## Prompt
Find each line holding "right" and copy it out.

## Given entries
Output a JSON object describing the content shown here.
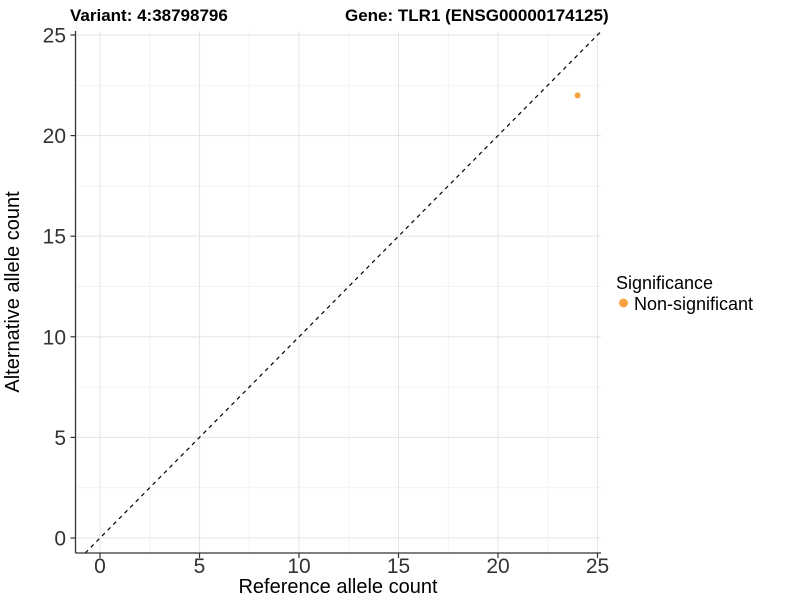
{
  "chart_data": {
    "type": "scatter",
    "titles": {
      "left": "Variant: 4:38798796",
      "right": "Gene: TLR1 (ENSG00000174125)"
    },
    "xlabel": "Reference allele count",
    "ylabel": "Alternative allele count",
    "xlim": [
      0,
      25
    ],
    "ylim": [
      0,
      25
    ],
    "xticks": [
      0,
      5,
      10,
      15,
      20,
      25
    ],
    "yticks": [
      0,
      5,
      10,
      15,
      20,
      25
    ],
    "grid": {
      "major": true,
      "minor": true
    },
    "reference_line": {
      "kind": "identity",
      "label": "y = x",
      "style": "dashed",
      "color": "#000000"
    },
    "series": [
      {
        "name": "Non-significant",
        "color": "#F9A242",
        "points": [
          {
            "x": 24,
            "y": 22
          }
        ]
      }
    ],
    "legend": {
      "title": "Significance",
      "position": "right",
      "items": [
        {
          "label": "Non-significant",
          "color": "#F9A242"
        }
      ]
    }
  },
  "colors": {
    "background": "#FFFFFF",
    "axis_line": "#333333",
    "tick_label": "#333333",
    "grid_major": "#E6E6E6",
    "grid_minor": "#F2F2F2"
  }
}
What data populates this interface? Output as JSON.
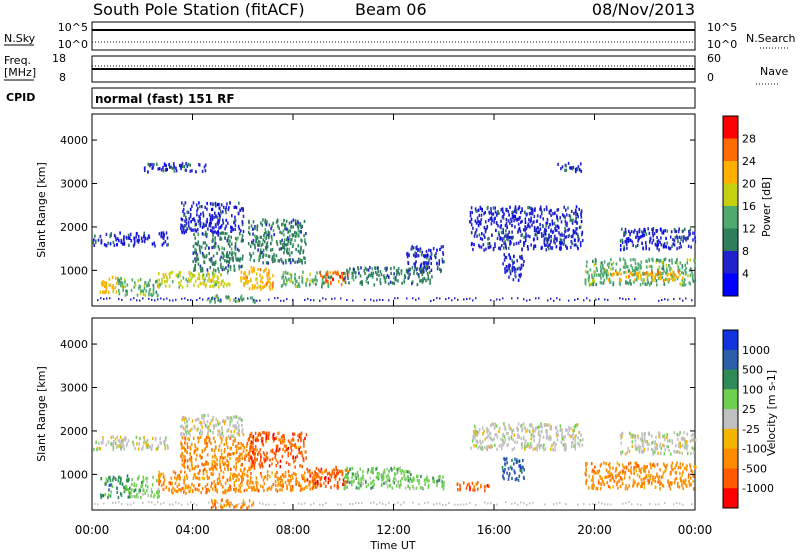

## Result of the exercise
      "right": "Gene: TLR1 (ENSG00000174125)"
      "position": "right",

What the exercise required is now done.